(Records from a collection)
= = =
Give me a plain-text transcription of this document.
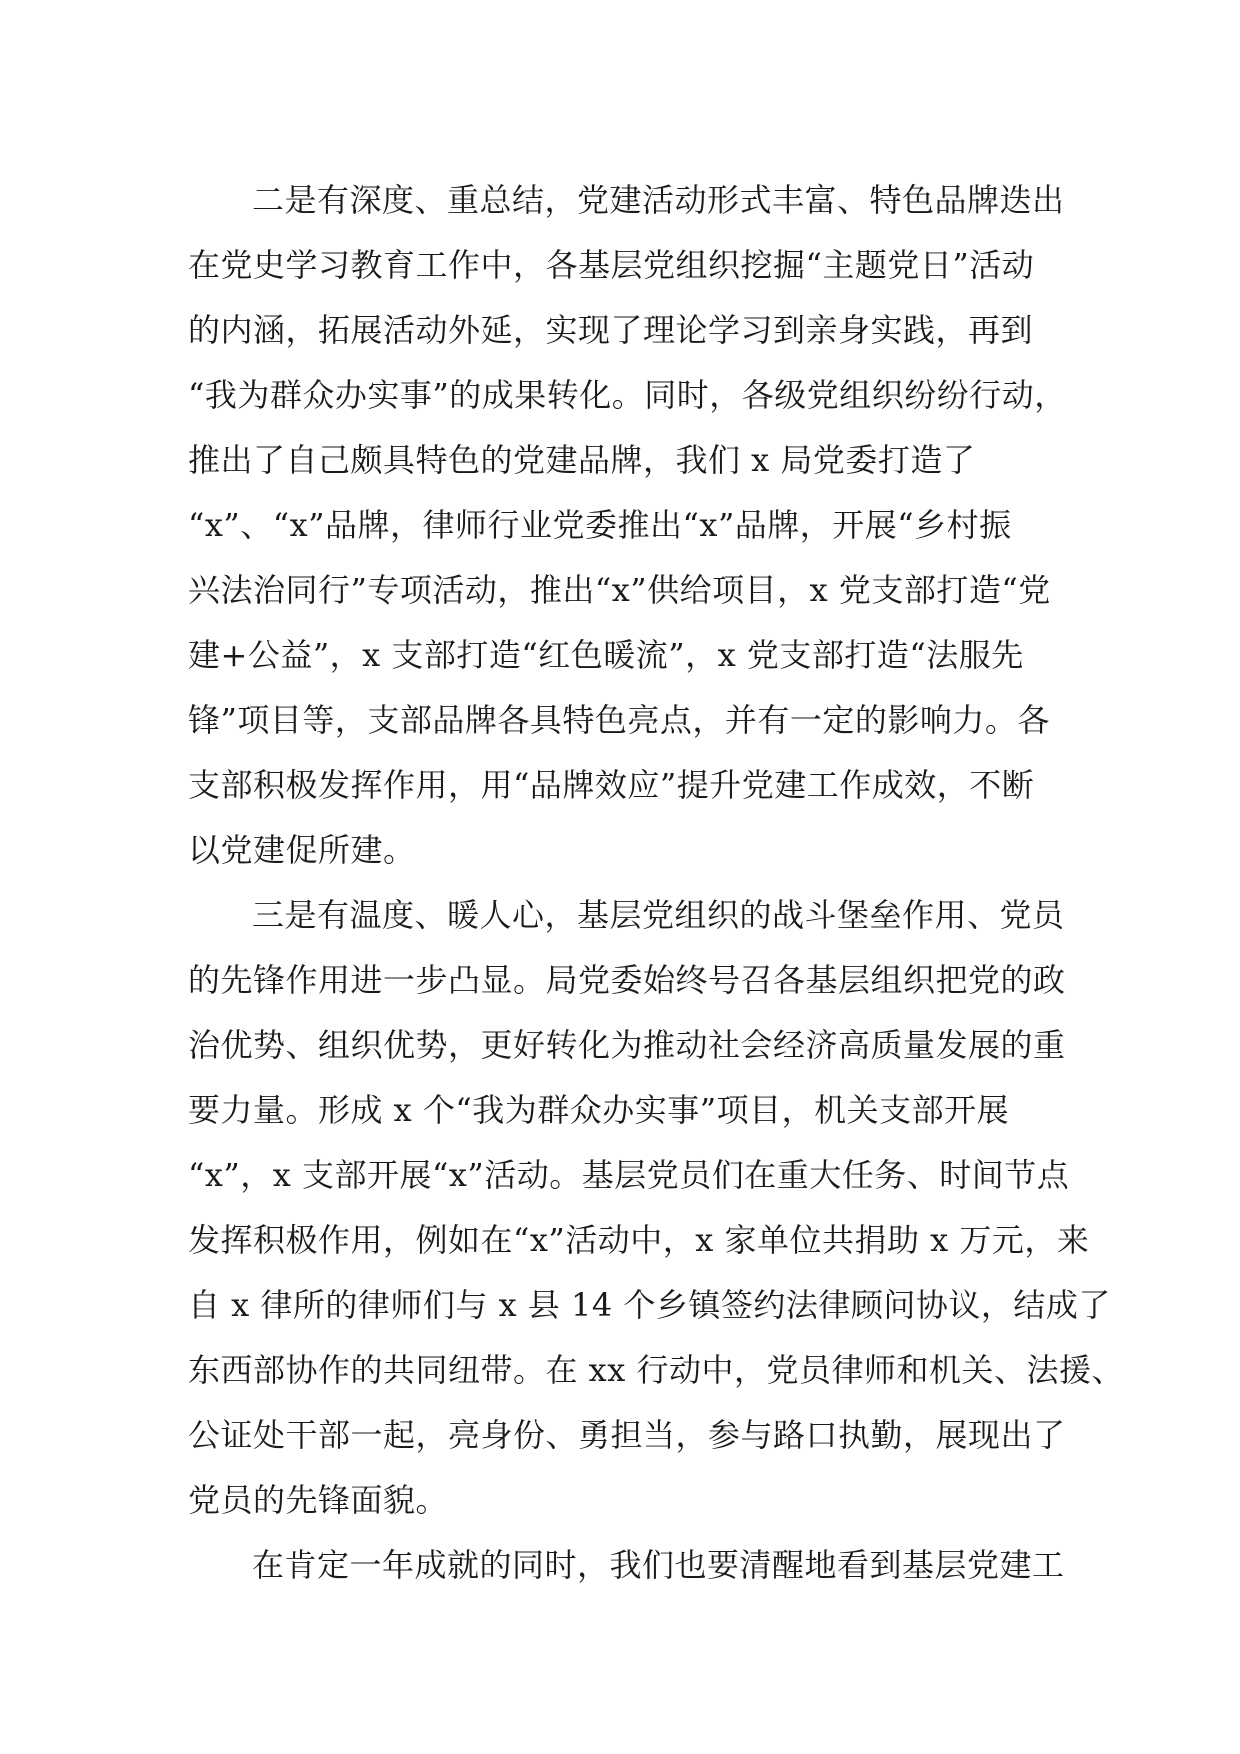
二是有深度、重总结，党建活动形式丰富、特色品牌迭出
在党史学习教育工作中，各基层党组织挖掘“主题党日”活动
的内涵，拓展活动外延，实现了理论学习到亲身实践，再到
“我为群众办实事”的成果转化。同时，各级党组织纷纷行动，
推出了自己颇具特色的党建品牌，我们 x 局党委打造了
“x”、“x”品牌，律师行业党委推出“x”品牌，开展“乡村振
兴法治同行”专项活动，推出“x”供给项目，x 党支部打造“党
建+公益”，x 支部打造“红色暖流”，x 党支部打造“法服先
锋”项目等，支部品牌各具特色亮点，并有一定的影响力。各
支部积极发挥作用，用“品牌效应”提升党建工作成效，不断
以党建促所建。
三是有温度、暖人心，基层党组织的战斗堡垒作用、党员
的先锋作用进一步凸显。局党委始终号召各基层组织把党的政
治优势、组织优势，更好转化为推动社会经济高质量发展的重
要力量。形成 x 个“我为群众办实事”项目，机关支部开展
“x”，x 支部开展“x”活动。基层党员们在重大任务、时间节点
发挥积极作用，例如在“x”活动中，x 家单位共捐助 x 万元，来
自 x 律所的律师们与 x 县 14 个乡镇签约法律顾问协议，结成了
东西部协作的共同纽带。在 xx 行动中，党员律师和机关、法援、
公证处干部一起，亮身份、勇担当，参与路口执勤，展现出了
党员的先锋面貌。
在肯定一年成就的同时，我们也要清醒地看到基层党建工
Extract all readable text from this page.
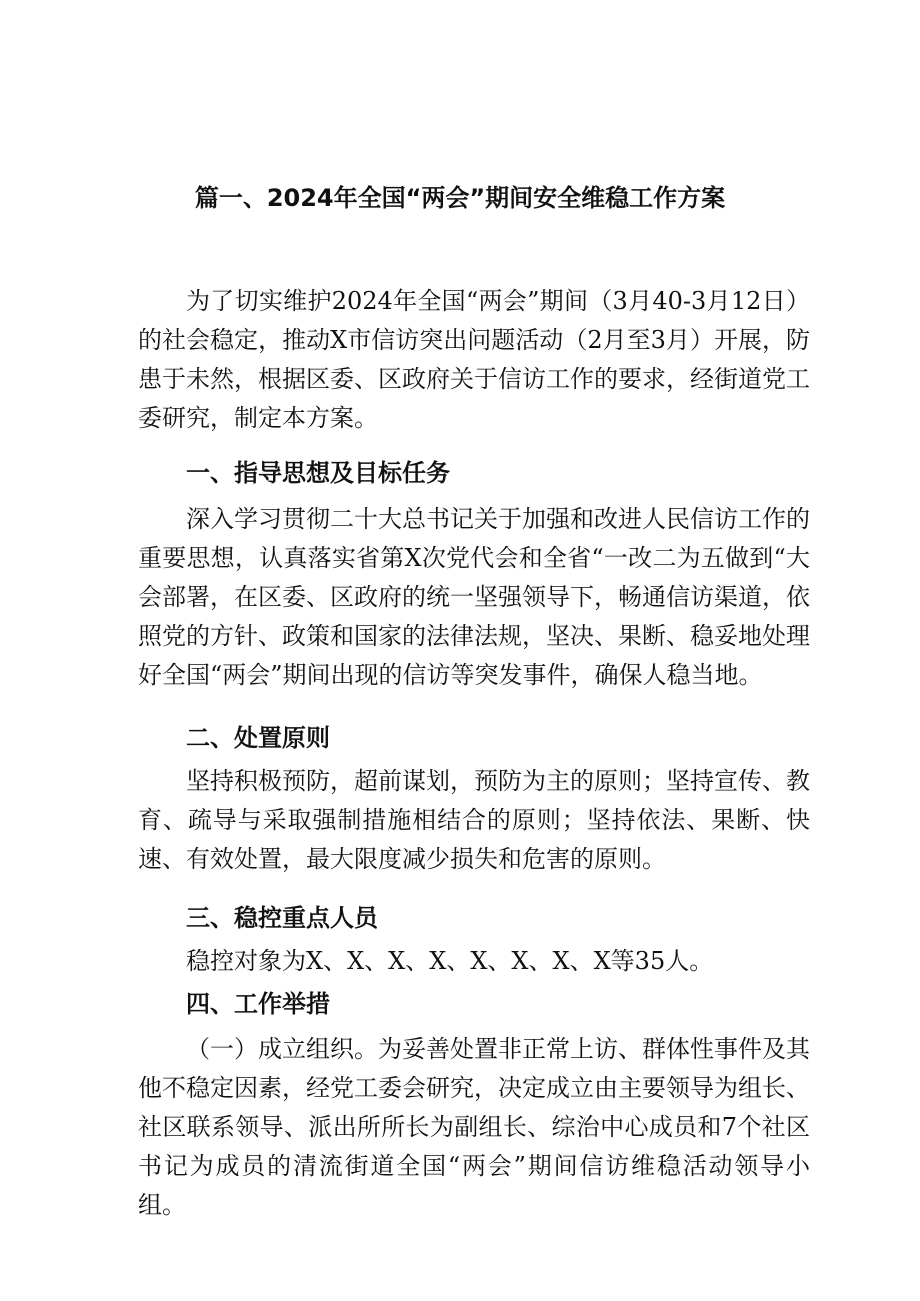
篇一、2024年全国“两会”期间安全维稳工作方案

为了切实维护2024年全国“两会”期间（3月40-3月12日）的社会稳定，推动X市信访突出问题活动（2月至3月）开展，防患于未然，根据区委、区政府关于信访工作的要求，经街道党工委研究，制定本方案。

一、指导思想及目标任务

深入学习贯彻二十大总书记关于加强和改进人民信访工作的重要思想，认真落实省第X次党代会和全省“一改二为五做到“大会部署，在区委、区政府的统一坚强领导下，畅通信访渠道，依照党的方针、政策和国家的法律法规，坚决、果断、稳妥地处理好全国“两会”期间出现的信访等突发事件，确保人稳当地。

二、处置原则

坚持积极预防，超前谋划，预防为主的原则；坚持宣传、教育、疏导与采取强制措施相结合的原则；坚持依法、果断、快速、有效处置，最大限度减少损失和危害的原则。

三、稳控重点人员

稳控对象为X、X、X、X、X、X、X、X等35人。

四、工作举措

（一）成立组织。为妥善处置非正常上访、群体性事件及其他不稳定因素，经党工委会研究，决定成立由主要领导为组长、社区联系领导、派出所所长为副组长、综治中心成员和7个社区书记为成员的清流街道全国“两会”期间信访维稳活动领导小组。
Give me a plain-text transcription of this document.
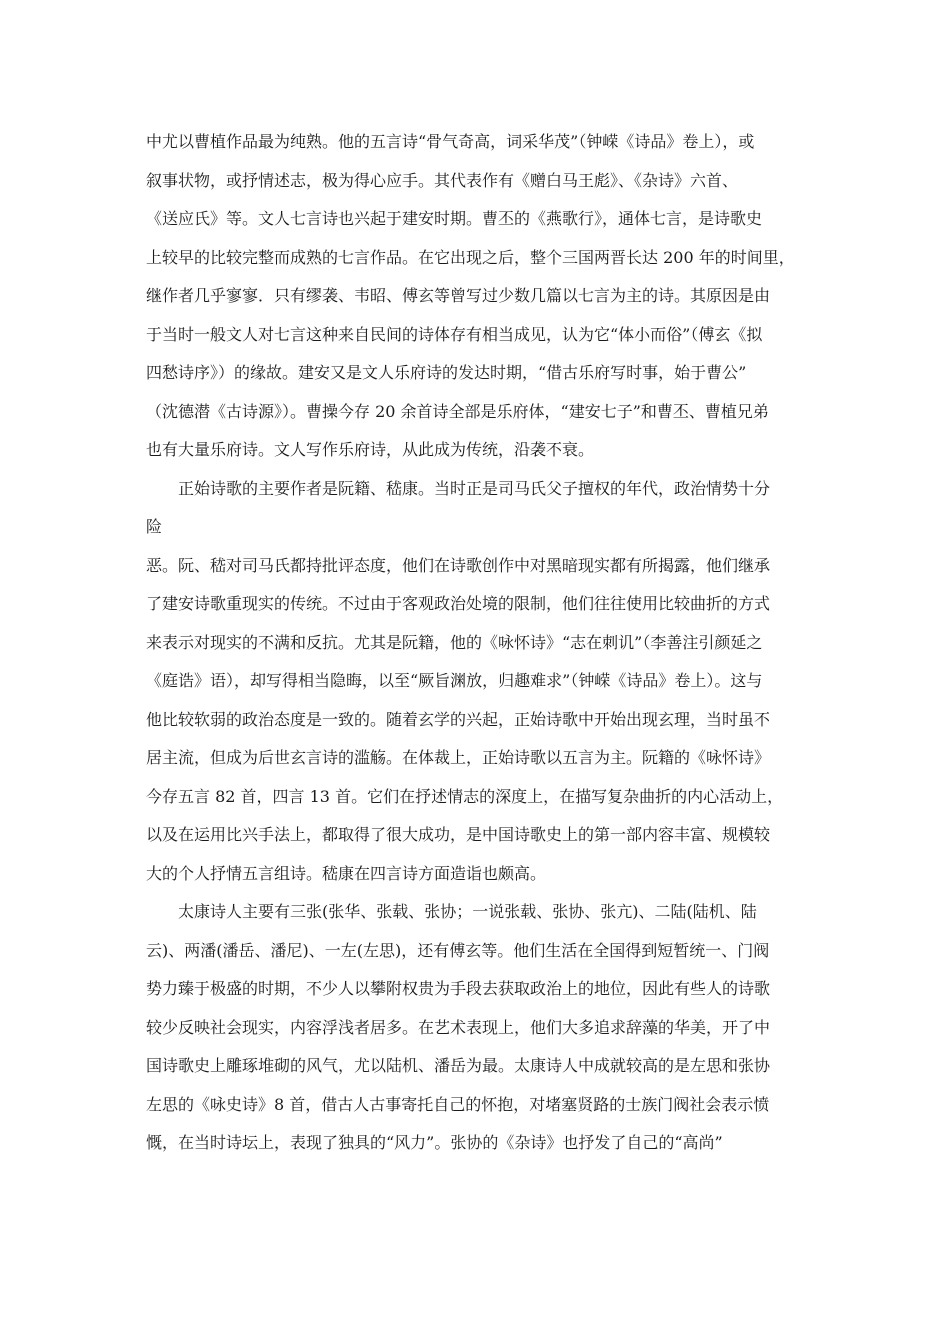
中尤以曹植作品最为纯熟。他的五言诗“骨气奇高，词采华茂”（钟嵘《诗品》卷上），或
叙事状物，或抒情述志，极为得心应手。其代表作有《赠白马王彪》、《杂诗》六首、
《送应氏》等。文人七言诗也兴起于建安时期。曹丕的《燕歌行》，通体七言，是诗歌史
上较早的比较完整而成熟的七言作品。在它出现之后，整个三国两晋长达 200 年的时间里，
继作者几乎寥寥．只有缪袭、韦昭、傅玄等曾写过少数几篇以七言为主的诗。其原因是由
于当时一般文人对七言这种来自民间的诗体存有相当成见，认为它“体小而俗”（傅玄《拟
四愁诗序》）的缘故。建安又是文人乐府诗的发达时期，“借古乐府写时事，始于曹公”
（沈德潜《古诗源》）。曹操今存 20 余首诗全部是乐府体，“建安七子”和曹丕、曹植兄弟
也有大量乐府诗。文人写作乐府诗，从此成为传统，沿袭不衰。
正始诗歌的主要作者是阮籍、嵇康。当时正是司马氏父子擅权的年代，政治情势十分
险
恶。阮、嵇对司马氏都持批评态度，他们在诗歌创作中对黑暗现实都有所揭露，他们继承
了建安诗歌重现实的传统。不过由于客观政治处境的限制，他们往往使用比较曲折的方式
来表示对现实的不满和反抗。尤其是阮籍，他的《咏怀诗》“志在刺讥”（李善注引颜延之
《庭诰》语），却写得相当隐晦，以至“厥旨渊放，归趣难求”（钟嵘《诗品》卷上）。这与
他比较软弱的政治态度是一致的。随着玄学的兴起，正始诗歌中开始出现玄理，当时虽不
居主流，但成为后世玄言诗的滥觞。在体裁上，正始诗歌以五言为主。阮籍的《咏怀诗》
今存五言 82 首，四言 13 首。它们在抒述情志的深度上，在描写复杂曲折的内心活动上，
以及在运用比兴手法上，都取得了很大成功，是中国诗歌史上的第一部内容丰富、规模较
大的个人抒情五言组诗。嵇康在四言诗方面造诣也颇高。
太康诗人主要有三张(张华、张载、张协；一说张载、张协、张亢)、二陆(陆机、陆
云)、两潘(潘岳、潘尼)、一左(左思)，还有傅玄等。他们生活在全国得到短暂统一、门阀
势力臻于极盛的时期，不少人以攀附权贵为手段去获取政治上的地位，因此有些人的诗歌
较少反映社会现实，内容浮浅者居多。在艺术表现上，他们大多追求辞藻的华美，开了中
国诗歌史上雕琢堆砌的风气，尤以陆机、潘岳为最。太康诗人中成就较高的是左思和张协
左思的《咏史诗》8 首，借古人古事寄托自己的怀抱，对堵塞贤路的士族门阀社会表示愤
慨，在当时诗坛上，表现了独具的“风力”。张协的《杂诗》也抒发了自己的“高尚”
= = =
Copy every record above exactly, leaving out the pictures.

▶ [EXERCISE ANSWER]:
Give me a plain-text transcription of this document.
二是有深度、重总结，党建活动形式丰富、特色品牌迭出
在党史学习教育工作中，各基层党组织挖掘“主题党日”活动
的内涵，拓展活动外延，实现了理论学习到亲身实践，再到
“我为群众办实事”的成果转化。同时，各级党组织纷纷行动，
推出了自己颇具特色的党建品牌，我们 x 局党委打造了
“x”、“x”品牌，律师行业党委推出“x”品牌，开展“乡村振
兴法治同行”专项活动，推出“x”供给项目，x 党支部打造“党
建+公益”，x 支部打造“红色暖流”，x 党支部打造“法服先
锋”项目等，支部品牌各具特色亮点，并有一定的影响力。各
支部积极发挥作用，用“品牌效应”提升党建工作成效，不断
以党建促所建。
三是有温度、暖人心，基层党组织的战斗堡垒作用、党员
的先锋作用进一步凸显。局党委始终号召各基层组织把党的政
治优势、组织优势，更好转化为推动社会经济高质量发展的重
要力量。形成 x 个“我为群众办实事”项目，机关支部开展
“x”，x 支部开展“x”活动。基层党员们在重大任务、时间节点
发挥积极作用，例如在“x”活动中，x 家单位共捐助 x 万元，来
自 x 律所的律师们与 x 县 14 个乡镇签约法律顾问协议，结成了
东西部协作的共同纽带。在 xx 行动中，党员律师和机关、法援、
公证处干部一起，亮身份、勇担当，参与路口执勤，展现出了
党员的先锋面貌。
在肯定一年成就的同时，我们也要清醒地看到基层党建工
Extract all readable text from this page.
篇一、2024年全国“两会”期间安全维稳工作方案

为了切实维护2024年全国“两会”期间（3月40-3月12日）的社会稳定，推动X市信访突出问题活动（2月至3月）开展，防患于未然，根据区委、区政府关于信访工作的要求，经街道党工委研究，制定本方案。

一、指导思想及目标任务

深入学习贯彻二十大总书记关于加强和改进人民信访工作的重要思想，认真落实省第X次党代会和全省“一改二为五做到“大会部署，在区委、区政府的统一坚强领导下，畅通信访渠道，依照党的方针、政策和国家的法律法规，坚决、果断、稳妥地处理好全国“两会”期间出现的信访等突发事件，确保人稳当地。

二、处置原则

坚持积极预防，超前谋划，预防为主的原则；坚持宣传、教育、疏导与采取强制措施相结合的原则；坚持依法、果断、快速、有效处置，最大限度减少损失和危害的原则。

三、稳控重点人员

稳控对象为X、X、X、X、X、X、X、X等35人。

四、工作举措

（一）成立组织。为妥善处置非正常上访、群体性事件及其他不稳定因素，经党工委会研究，决定成立由主要领导为组长、社区联系领导、派出所所长为副组长、综治中心成员和7个社区书记为成员的清流街道全国“两会”期间信访维稳活动领导小组。
Give me a plain-text transcription of this document.
中尤以曹植作品最为纯熟。他的五言诗“骨气奇高，词采华茂”（钟嵘《诗品》卷上），或
叙事状物，或抒情述志，极为得心应手。其代表作有《赠白马王彪》、《杂诗》六首、
《送应氏》等。文人七言诗也兴起于建安时期。曹丕的《燕歌行》，通体七言，是诗歌史
上较早的比较完整而成熟的七言作品。在它出现之后，整个三国两晋长达 200 年的时间里，
继作者几乎寥寥．只有缪袭、韦昭、傅玄等曾写过少数几篇以七言为主的诗。其原因是由
于当时一般文人对七言这种来自民间的诗体存有相当成见，认为它“体小而俗”（傅玄《拟
四愁诗序》）的缘故。建安又是文人乐府诗的发达时期，“借古乐府写时事，始于曹公”
（沈德潜《古诗源》）。曹操今存 20 余首诗全部是乐府体，“建安七子”和曹丕、曹植兄弟
也有大量乐府诗。文人写作乐府诗，从此成为传统，沿袭不衰。
正始诗歌的主要作者是阮籍、嵇康。当时正是司马氏父子擅权的年代，政治情势十分
险
恶。阮、嵇对司马氏都持批评态度，他们在诗歌创作中对黑暗现实都有所揭露，他们继承
了建安诗歌重现实的传统。不过由于客观政治处境的限制，他们往往使用比较曲折的方式
来表示对现实的不满和反抗。尤其是阮籍，他的《咏怀诗》“志在刺讥”（李善注引颜延之
《庭诰》语），却写得相当隐晦，以至“厥旨渊放，归趣难求”（钟嵘《诗品》卷上）。这与
他比较软弱的政治态度是一致的。随着玄学的兴起，正始诗歌中开始出现玄理，当时虽不
居主流，但成为后世玄言诗的滥觞。在体裁上，正始诗歌以五言为主。阮籍的《咏怀诗》
今存五言 82 首，四言 13 首。它们在抒述情志的深度上，在描写复杂曲折的内心活动上，
以及在运用比兴手法上，都取得了很大成功，是中国诗歌史上的第一部内容丰富、规模较
大的个人抒情五言组诗。嵇康在四言诗方面造诣也颇高。
太康诗人主要有三张(张华、张载、张协；一说张载、张协、张亢)、二陆(陆机、陆
云)、两潘(潘岳、潘尼)、一左(左思)，还有傅玄等。他们生活在全国得到短暂统一、门阀
势力臻于极盛的时期，不少人以攀附权贵为手段去获取政治上的地位，因此有些人的诗歌
较少反映社会现实，内容浮浅者居多。在艺术表现上，他们大多追求辞藻的华美，开了中
国诗歌史上雕琢堆砌的风气，尤以陆机、潘岳为最。太康诗人中成就较高的是左思和张协
左思的《咏史诗》8 首，借古人古事寄托自己的怀抱，对堵塞贤路的士族门阀社会表示愤
慨，在当时诗坛上，表现了独具的“风力”。张协的《杂诗》也抒发了自己的“高尚”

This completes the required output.